» Exercise brief: Quote all of the data exactly as given. Skip every picture it contains.
··· Data for this exercise
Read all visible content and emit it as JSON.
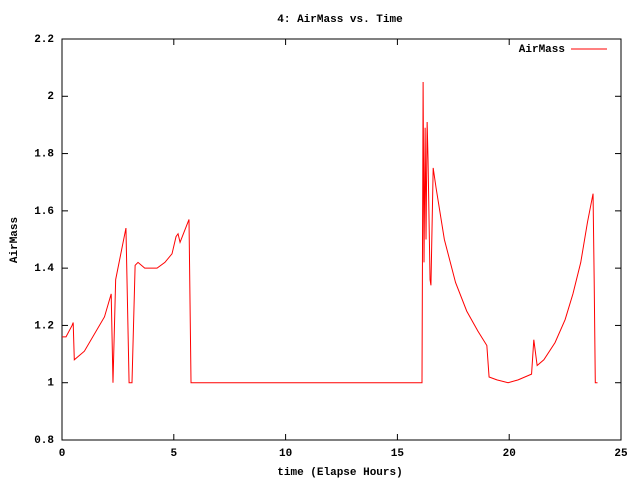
{
  "chart_data": {
    "type": "line",
    "title": "4: AirMass vs. Time",
    "x_label": "time (Elapse Hours)",
    "y_label": "AirMass",
    "xlim": [
      0,
      25
    ],
    "xticks": [
      0,
      5,
      10,
      15,
      20,
      25
    ],
    "ylim": [
      0.8,
      2.2
    ],
    "yticks": [
      0.8,
      1,
      1.2,
      1.4,
      1.6,
      1.8,
      2,
      2.2
    ],
    "legend": "top-right",
    "series": [
      {
        "name": "AirMass",
        "color": "#ff0000",
        "x": [
          0,
          0.18,
          0.45,
          0.5,
          0.55,
          1.0,
          1.9,
          2.2,
          2.28,
          2.4,
          2.86,
          3.0,
          3.13,
          3.27,
          3.4,
          3.7,
          4.25,
          4.6,
          4.92,
          5.1,
          5.19,
          5.28,
          5.68,
          5.77,
          16.1,
          16.15,
          16.19,
          16.24,
          16.28,
          16.33,
          16.37,
          16.46,
          16.5,
          16.6,
          16.73,
          17.1,
          17.6,
          18.1,
          18.6,
          19.0,
          19.1,
          19.45,
          19.95,
          20.4,
          21.0,
          21.1,
          21.25,
          21.55,
          22.05,
          22.5,
          22.85,
          23.2,
          23.5,
          23.75,
          23.8,
          23.85,
          23.95
        ],
        "values": [
          1.16,
          1.16,
          1.2,
          1.21,
          1.08,
          1.11,
          1.23,
          1.31,
          1.0,
          1.36,
          1.54,
          1.0,
          1.0,
          1.41,
          1.42,
          1.4,
          1.4,
          1.42,
          1.45,
          1.51,
          1.52,
          1.49,
          1.57,
          1.0,
          1.0,
          2.05,
          1.42,
          1.89,
          1.5,
          1.91,
          1.78,
          1.36,
          1.34,
          1.75,
          1.68,
          1.5,
          1.35,
          1.25,
          1.18,
          1.13,
          1.02,
          1.01,
          1.0,
          1.01,
          1.03,
          1.15,
          1.06,
          1.08,
          1.14,
          1.22,
          1.31,
          1.42,
          1.56,
          1.66,
          1.36,
          1.0,
          1.0
        ]
      }
    ]
  }
}
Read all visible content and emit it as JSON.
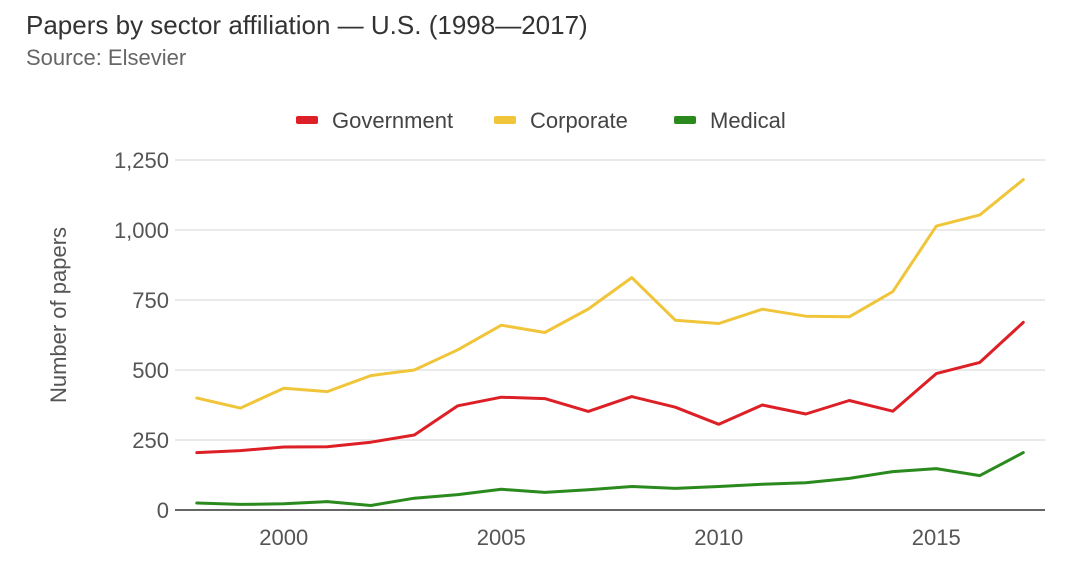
······
» Solution to this exercise:
Read all visible content and emit it as JSON.
{
  "chart_data": {
    "type": "line",
    "title": "4: AirMass vs. Time",
    "x_label": "time (Elapse Hours)",
    "y_label": "AirMass",
    "xlim": [
      0,
      25
    ],
    "xticks": [
      0,
      5,
      10,
      15,
      20,
      25
    ],
    "ylim": [
      0.8,
      2.2
    ],
    "yticks": [
      0.8,
      1,
      1.2,
      1.4,
      1.6,
      1.8,
      2,
      2.2
    ],
    "legend": "top-right",
    "series": [
      {
        "name": "AirMass",
        "color": "#ff0000",
        "x": [
          0,
          0.18,
          0.45,
          0.5,
          0.55,
          1.0,
          1.9,
          2.2,
          2.28,
          2.4,
          2.86,
          3.0,
          3.13,
          3.27,
          3.4,
          3.7,
          4.25,
          4.6,
          4.92,
          5.1,
          5.19,
          5.28,
          5.68,
          5.77,
          16.1,
          16.15,
          16.19,
          16.24,
          16.28,
          16.33,
          16.37,
          16.46,
          16.5,
          16.6,
          16.73,
          17.1,
          17.6,
          18.1,
          18.6,
          19.0,
          19.1,
          19.45,
          19.95,
          20.4,
          21.0,
          21.1,
          21.25,
          21.55,
          22.05,
          22.5,
          22.85,
          23.2,
          23.5,
          23.75,
          23.8,
          23.85,
          23.95
        ],
        "values": [
          1.16,
          1.16,
          1.2,
          1.21,
          1.08,
          1.11,
          1.23,
          1.31,
          1.0,
          1.36,
          1.54,
          1.0,
          1.0,
          1.41,
          1.42,
          1.4,
          1.4,
          1.42,
          1.45,
          1.51,
          1.52,
          1.49,
          1.57,
          1.0,
          1.0,
          2.05,
          1.42,
          1.89,
          1.5,
          1.91,
          1.78,
          1.36,
          1.34,
          1.75,
          1.68,
          1.5,
          1.35,
          1.25,
          1.18,
          1.13,
          1.02,
          1.01,
          1.0,
          1.01,
          1.03,
          1.15,
          1.06,
          1.08,
          1.14,
          1.22,
          1.31,
          1.42,
          1.56,
          1.66,
          1.36,
          1.0,
          1.0
        ]
      }
    ]
  }
}
Read all visible content and emit it as JSON.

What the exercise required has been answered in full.